▶ Material to process
= = = =

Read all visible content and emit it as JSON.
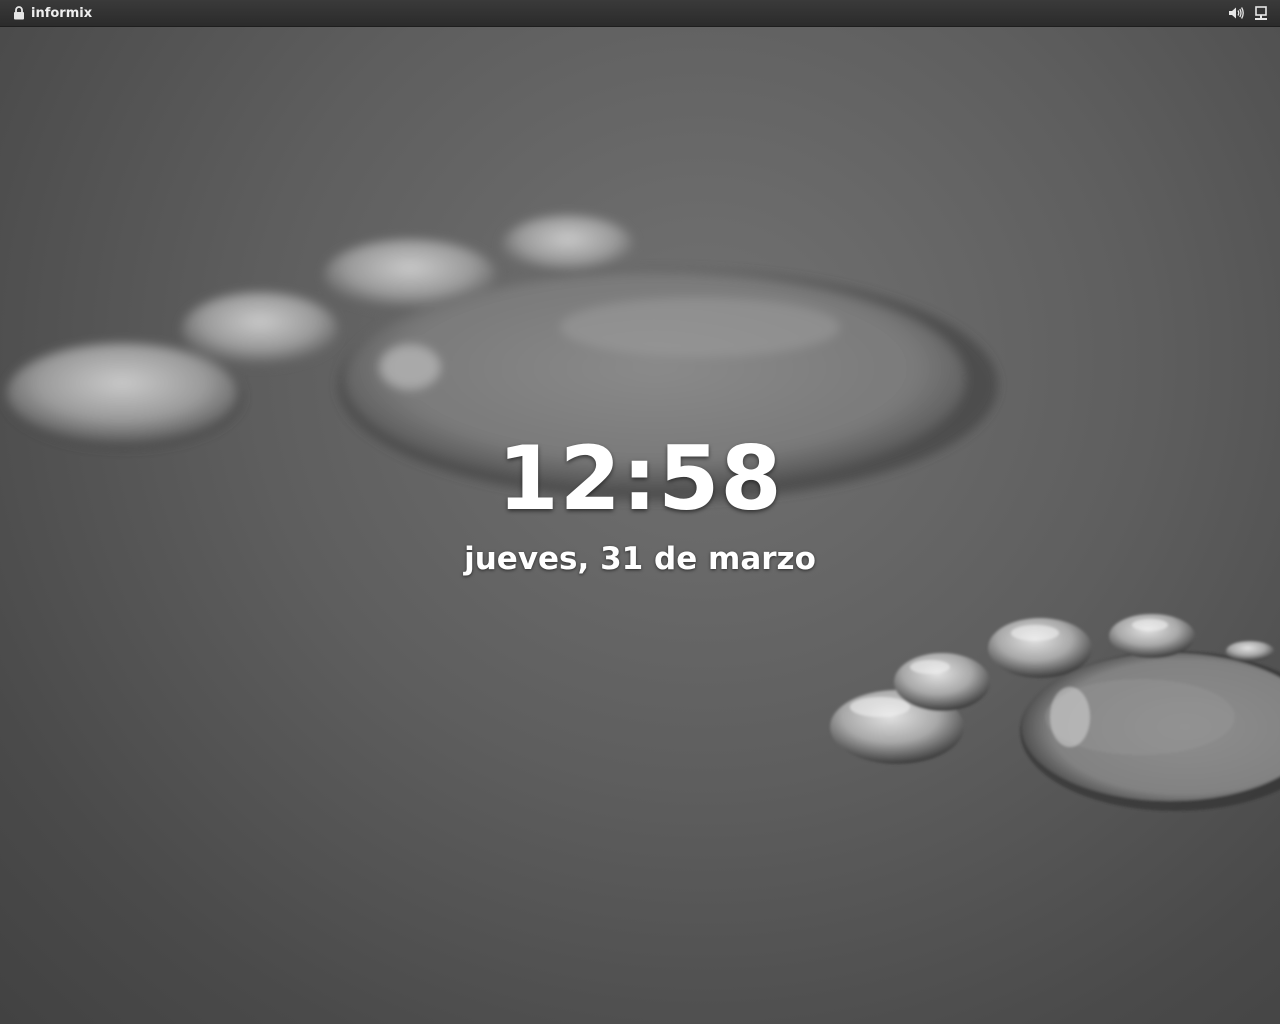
{
  "topbar": {
    "username": "informix",
    "left_icon": "lock-icon",
    "right_icons": [
      "volume-icon",
      "network-icon"
    ]
  },
  "lockscreen": {
    "time": "12:58",
    "date": "jueves, 31 de marzo"
  },
  "colors": {
    "topbar_bg": "#2f2f2f",
    "text": "#ffffff",
    "wallpaper": "#5e5e5e"
  }
}
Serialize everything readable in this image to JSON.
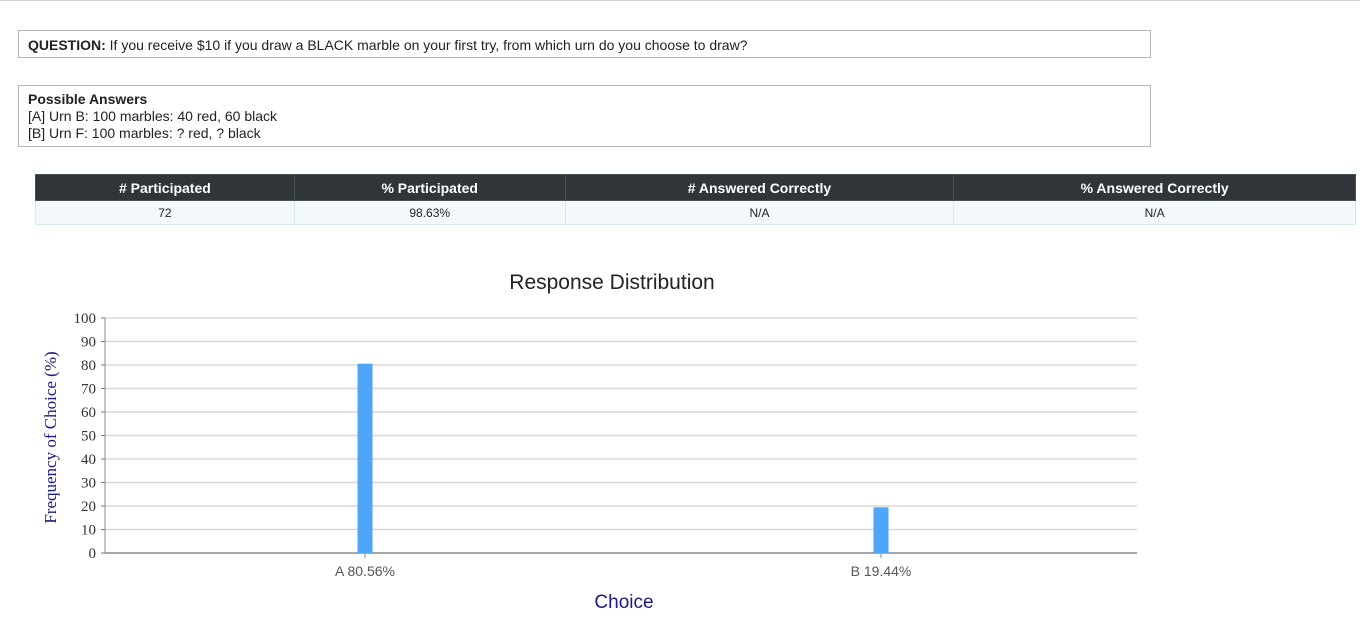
{
  "question": {
    "prefix": "QUESTION:",
    "text": "If you receive $10 if you draw a BLACK marble on your first try, from which urn do you choose to draw?"
  },
  "answers": {
    "heading": "Possible Answers",
    "items": [
      "[A] Urn B: 100 marbles: 40 red, 60 black",
      "[B] Urn F: 100 marbles: ? red, ? black"
    ]
  },
  "stats_table": {
    "headers": [
      "# Participated",
      "% Participated",
      "# Answered Correctly",
      "% Answered Correctly"
    ],
    "row": [
      "72",
      "98.63%",
      "N/A",
      "N/A"
    ]
  },
  "chart_data": {
    "type": "bar",
    "title": "Response Distribution",
    "xlabel": "Choice",
    "ylabel": "Frequency of Choice (%)",
    "categories": [
      "A 80.56%",
      "B 19.44%"
    ],
    "values": [
      80.56,
      19.44
    ],
    "ylim": [
      0,
      100
    ],
    "yticks": [
      0,
      10,
      20,
      30,
      40,
      50,
      60,
      70,
      80,
      90,
      100
    ],
    "grid": true,
    "bar_color": "#4da6f7",
    "axis_title_color": "#1a1a80"
  }
}
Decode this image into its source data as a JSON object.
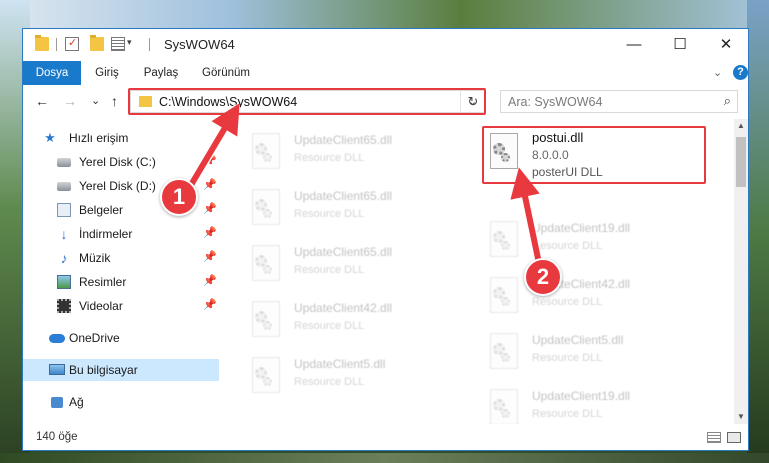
{
  "window": {
    "title": "SysWOW64",
    "minimize_glyph": "—",
    "maximize_glyph": "☐",
    "close_glyph": "✕"
  },
  "ribbon": {
    "tabs": [
      "Dosya",
      "Giriş",
      "Paylaş",
      "Görünüm"
    ],
    "collapse_glyph": "⌄",
    "help_glyph": "?"
  },
  "nav": {
    "back_glyph": "←",
    "forward_glyph": "→",
    "recent_glyph": "⌄",
    "up_glyph": "↑",
    "address": "C:\\Windows\\SysWOW64",
    "address_dropdown_glyph": "⌄",
    "refresh_glyph": "↻",
    "search_placeholder": "Ara: SysWOW64",
    "search_glyph": "⌕"
  },
  "sidebar": {
    "items": [
      {
        "label": "Hızlı erişim",
        "icon": "star-icon",
        "pinned": false
      },
      {
        "label": "Yerel Disk (C:)",
        "icon": "drive-icon",
        "pinned": true
      },
      {
        "label": "Yerel Disk (D:)",
        "icon": "drive-icon",
        "pinned": true
      },
      {
        "label": "Belgeler",
        "icon": "documents-icon",
        "pinned": true
      },
      {
        "label": "İndirmeler",
        "icon": "downloads-icon",
        "pinned": true
      },
      {
        "label": "Müzik",
        "icon": "music-icon",
        "pinned": true
      },
      {
        "label": "Resimler",
        "icon": "pictures-icon",
        "pinned": true
      },
      {
        "label": "Videolar",
        "icon": "videos-icon",
        "pinned": true
      },
      {
        "label": "OneDrive",
        "icon": "onedrive-icon",
        "pinned": false
      },
      {
        "label": "Bu bilgisayar",
        "icon": "this-pc-icon",
        "pinned": false,
        "selected": true
      },
      {
        "label": "Ağ",
        "icon": "network-icon",
        "pinned": false
      }
    ],
    "pin_glyph": "📌"
  },
  "files": {
    "left_column": [
      {
        "name": "UpdateClient65.dll",
        "type": "Resource DLL"
      },
      {
        "name": "UpdateClient65.dll",
        "type": "Resource DLL"
      },
      {
        "name": "UpdateClient65.dll",
        "type": "Resource DLL"
      },
      {
        "name": "UpdateClient42.dll",
        "type": "Resource DLL"
      },
      {
        "name": "UpdateClient5.dll",
        "type": "Resource DLL"
      }
    ],
    "right_column": [
      {
        "name": "UpdateClient19.dll",
        "type": "Resource DLL"
      },
      {
        "name": "UpdateClient42.dll",
        "type": "Resource DLL"
      },
      {
        "name": "UpdateClient5.dll",
        "type": "Resource DLL"
      },
      {
        "name": "UpdateClient19.dll",
        "type": "Resource DLL"
      }
    ],
    "highlighted": {
      "name": "postui.dll",
      "version": "8.0.0.0",
      "description": "posterUI DLL"
    }
  },
  "scrollbar": {
    "up_glyph": "▲",
    "down_glyph": "▼"
  },
  "status": {
    "item_count": "140 öğe"
  },
  "annotations": {
    "marker1": "1",
    "marker2": "2",
    "color": "#e8393f"
  }
}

= = = =

▶ The exercise
Take each line containing the string "Correctly" and copy it out.

▶ Task result
      "# Answered Correctly",
      "% Answered Correctly"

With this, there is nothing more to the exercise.